» **Problem to work on**
Copy every line in the records below that contains the word "deep".

────────────────────

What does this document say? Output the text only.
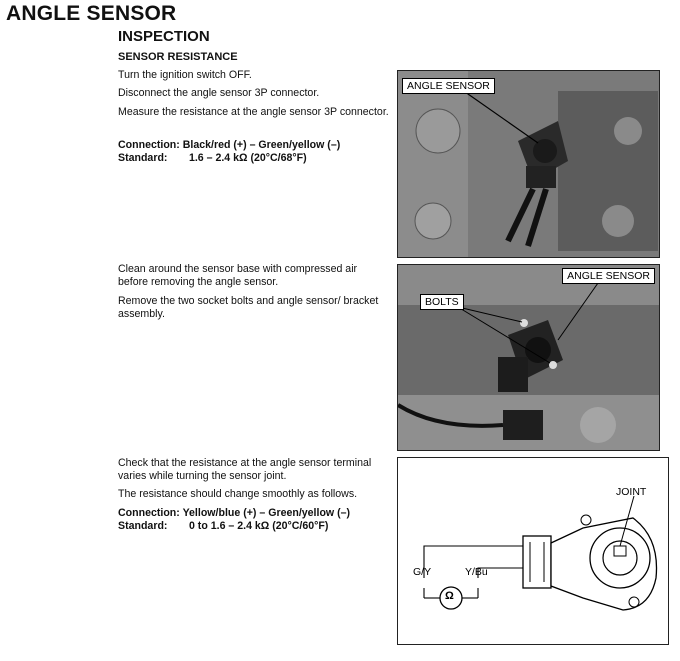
ANGLE SENSOR
INSPECTION
SENSOR RESISTANCE
Turn the ignition switch OFF.
Disconnect the angle sensor 3P connector.
Measure the resistance at the angle sensor 3P connector.
Connection: Black/red (+) – Green/yellow (–)
Standard: 1.6 – 2.4 kΩ (20°C/68°F)
ANGLE SENSOR
Clean around the sensor base with compressed air before removing the angle sensor.
Remove the two socket bolts and angle sensor/ bracket assembly.
ANGLE SENSOR
BOLTS
Check that the resistance at the angle sensor terminal varies while turning the sensor joint.
The resistance should change smoothly as follows.
Connection: Yellow/blue (+) – Green/yellow (–)
Standard: 0 to 1.6 – 2.4 kΩ (20°C/60°F)
JOINT
G/Y	Y/Bu
Ω
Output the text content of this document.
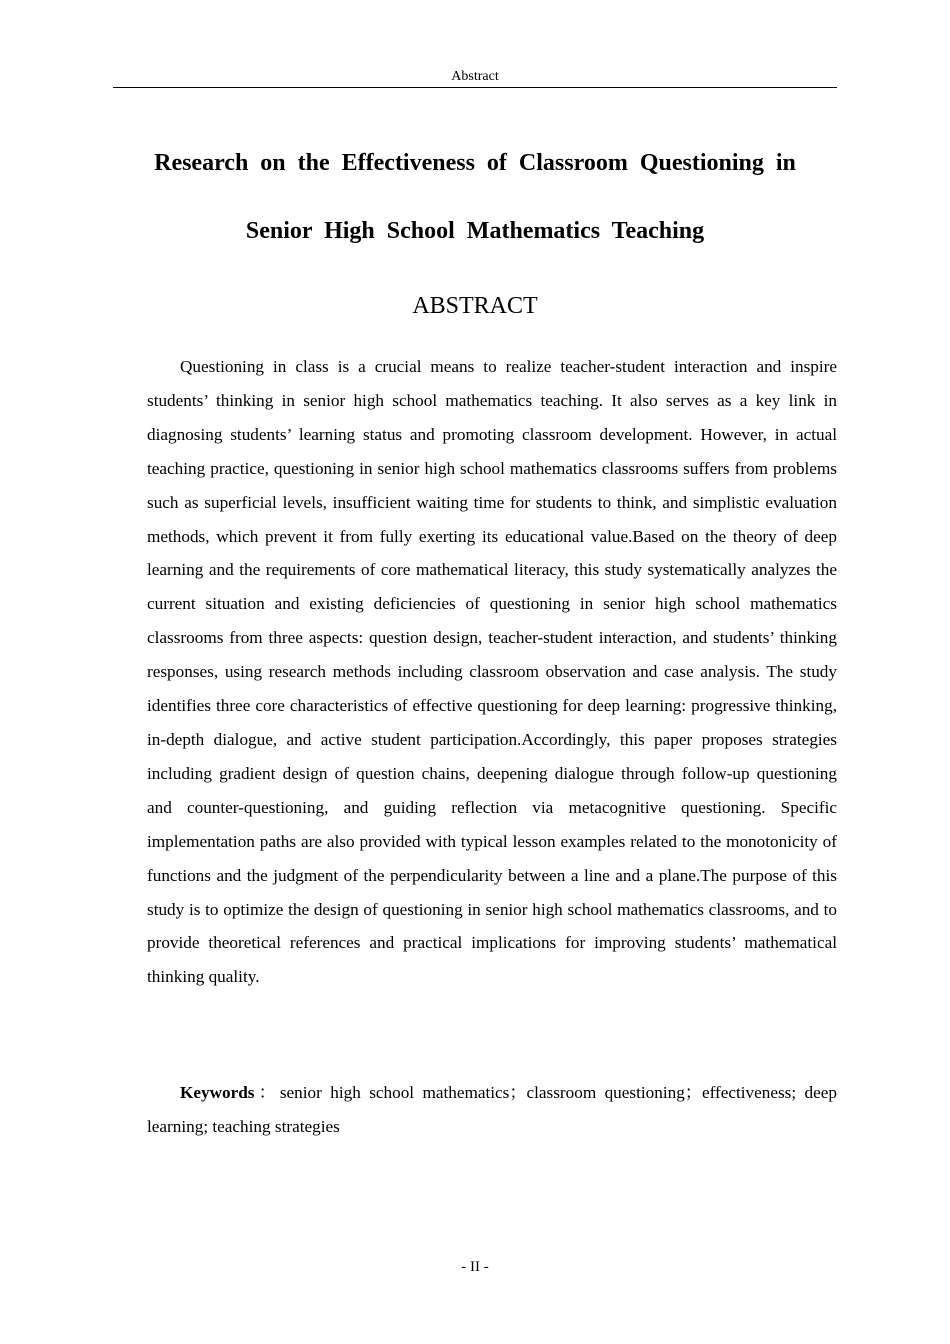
Abstract
Research on the Effectiveness of Classroom Questioning in
Senior High School Mathematics Teaching
ABSTRACT

Questioning in class is a crucial means to realize teacher-student interaction and inspire students’ thinking in senior high school mathematics teaching. It also serves as a key link in diagnosing students’ learning status and promoting classroom development. However, in actual teaching practice, questioning in senior high school mathematics classrooms suffers from problems such as superficial levels, insufficient waiting time for students to think, and simplistic evaluation methods, which prevent it from fully exerting its educational value.Based on the theory of deep learning and the requirements of core mathematical literacy, this study systematically analyzes the current situation and existing deficiencies of questioning in senior high school mathematics classrooms from three aspects: question design, teacher-student interaction, and students’ thinking responses, using research methods including classroom observation and case analysis. The study identifies three core characteristics of effective questioning for deep learning: progressive thinking, in-depth dialogue, and active student participation.Accordingly, this paper proposes strategies including gradient design of question chains, deepening dialogue through follow-up questioning and counter-questioning, and guiding reflection via metacognitive questioning. Specific implementation paths are also provided with typical lesson examples related to the monotonicity of functions and the judgment of the perpendicularity between a line and a plane.The purpose of this study is to optimize the design of questioning in senior high school mathematics classrooms, and to provide theoretical references and practical implications for improving students’ mathematical thinking quality.

Keywords：senior high school mathematics；classroom questioning；effectiveness; deep learning; teaching strategies

- II -
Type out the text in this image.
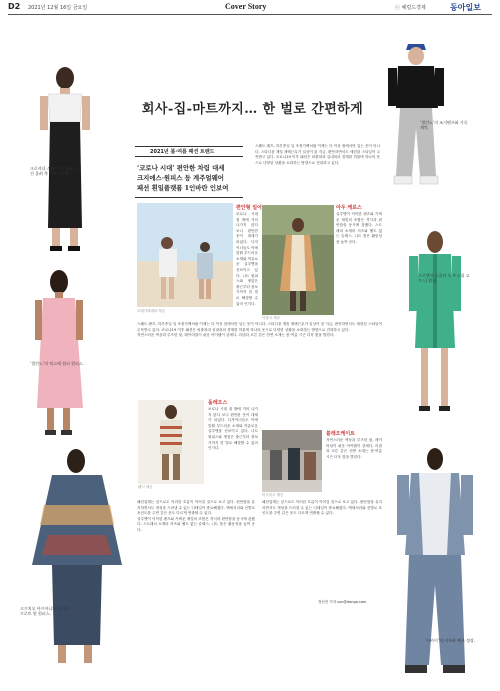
D2 2021년 12월 16일 금요일	Cover Story	ⓒ 헤럴드경제	동아일보
회사-집-마트까지… 한 벌로 간편하게
2021년 봄·여름 패션 트렌드
‘코로나 시대’ 편안한 차림 대세
크지에스·원피스 등 계주얼웨어
패션 흰일플랫폼 1인바란 인보여

스웨트 팬츠, 하루종일 일 조정가팩처럼 이제는 더 이상 집에서만 입는 옷이 아니다. 스타디움 재킷 재택근무가 일상이 된 지금, 편안하면서도 세련된 스타일이 주목받고 있다. 코로나19 이후 패션은 외출복과 실내복의 경계를 허물며 하나의 옷으로 다양한 상황을 소화하는 방향으로 진화하고 있다.

보테가베네타 제공
편안형 일어

보로나 시대 집 밖에 거의 나가지 않다 보니 편안한 옷이 대세가 되었다. 디자이너들도 이에 맞춰 부드러운 소재와 여유로운 실루엣을 선보이고 있다. 니트 원피스와 셋업은 출근부터 장보기까지 한 벌로 해결할 수 있어 인기다.

지방시 제공
아우 케로스

실루엣이 넉넉한 팬츠와 가벼운 재킷의 조합은 격식과 편안함을 동시에 갖췄다. 스트레치 소재의 셔츠와 벨트 없는 슬랙스, 니트 톱은 활동성을 높여 준다.

스웨트 팬츠, 하루종일 일 조정가팩처럼 이제는 더 이상 집에서만 입는 옷이 아니다. 스타디움 재킷 재택근무가 일상이 된 지금, 편안하면서도 세련된 스타일이 주목받고 있다. 코로나19 이후 패션은 외출복과 실내복의 경계를 허물며 하나의 옷으로 다양한 상황을 소화하는 방향으로 진화하고 있다.

자연스러운 색상과 루즈한 핏, 레이어링이 쉬운 아이템이 강세다. 리넨과 코튼 같은 천연 소재는 봄·여름 시즌 더욱 빛을 발한다.

펜디 제공
돌레오스

보로나 시대 집 밖에 거의 나가지 않다 보니 편안한 옷이 대세가 되었다. 디자이너들도 이에 맞춰 부드러운 소재와 여유로운 실루엣을 선보이고 있다. 니트 원피스와 셋업은 출근부터 장보기까지 한 벌로 해결할 수 있어 인기다.

미우미우 제공
블래오케이트

자연스러운 색상과 루즈한 핏, 레이어링이 쉬운 아이템이 강세다. 리넨과 코튼 같은 천연 소재는 봄·여름 시즌 더욱 빛을 발한다.

패션업계는 앞으로도 이러한 흐름이 이어질 것으로 보고 있다. 편안함을 유지하면서도 개성을 드러낼 수 있는 디테일이 중요해졌다. 액세서리와 신발로 포인트를 주면 같은 옷도 다르게 연출할 수 있다.

실루엣이 넉넉한 팬츠와 가벼운 재킷의 조합은 격식과 편안함을 동시에 갖췄다. 스트레치 소재의 셔츠와 벨트 없는 슬랙스, 니트 톱은 활동성을 높여 준다.

패션업계는 앞으로도 이러한 흐름이 이어질 것으로 보고 있다. 편안함을 유지하면서도 개성을 드러낼 수 있는 디테일이 중요해졌다. 액세서리와 신발로 포인트를 주면 같은 옷도 다르게 연출할 수 있다.

정선진 기자 sun@donga.com
크로셔다 스웨어 덧 원피스 질건 올려 축 가부 스커트.
‘셀린느’의 틱스에 원피 원피스.
크프치오 아프아니의 플리어 프로트 원 원피스.
‘셀린느’의 조거팬츠와 가죽재킷.
프로엔자 스쿨러 도 뜨스필 고프 니 원피.
‘사카이’의 셔츠와 팬츠 정장.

────────────────────

» **Full solution**
Questioning in class is a crucial means to realize teacher-student interaction and inspire students’ thinking in senior high school mathematics teaching. It also serves as a key link in diagnosing students’ learning status and promoting classroom development. However, in actual teaching practice, questioning in senior high school mathematics classrooms suffers from problems such as superficial levels, insufficient waiting time for students to think, and simplistic evaluation methods, which prevent it from fully exerting its educational value.Based on the theory of deep learning and the requirements of core mathematical literacy, this study systematically analyzes the current situation and existing deficiencies of questioning in senior high school mathematics classrooms from three aspects: question design, teacher-student interaction, and students’ thinking responses, using research methods including classroom observation and case analysis. The study identifies three core characteristics of effective questioning for deep learning: progressive thinking, in-depth dialogue, and active student participation.Accordingly, this paper proposes strategies including gradient design of question chains, deepening dialogue through follow-up questioning and counter-questioning, and guiding reflection via metacognitive questioning. Specific implementation paths are also provided with typical lesson examples related to the monotonicity of functions and the judgment of the perpendicularity between a line and a plane.The purpose of this study is to optimize the design of questioning in senior high school mathematics classrooms, and to provide theoretical references and practical implications for improving students’ mathematical thinking quality.
Keywords：senior high school mathematics；classroom questioning；effectiveness; deep learning; teaching strategies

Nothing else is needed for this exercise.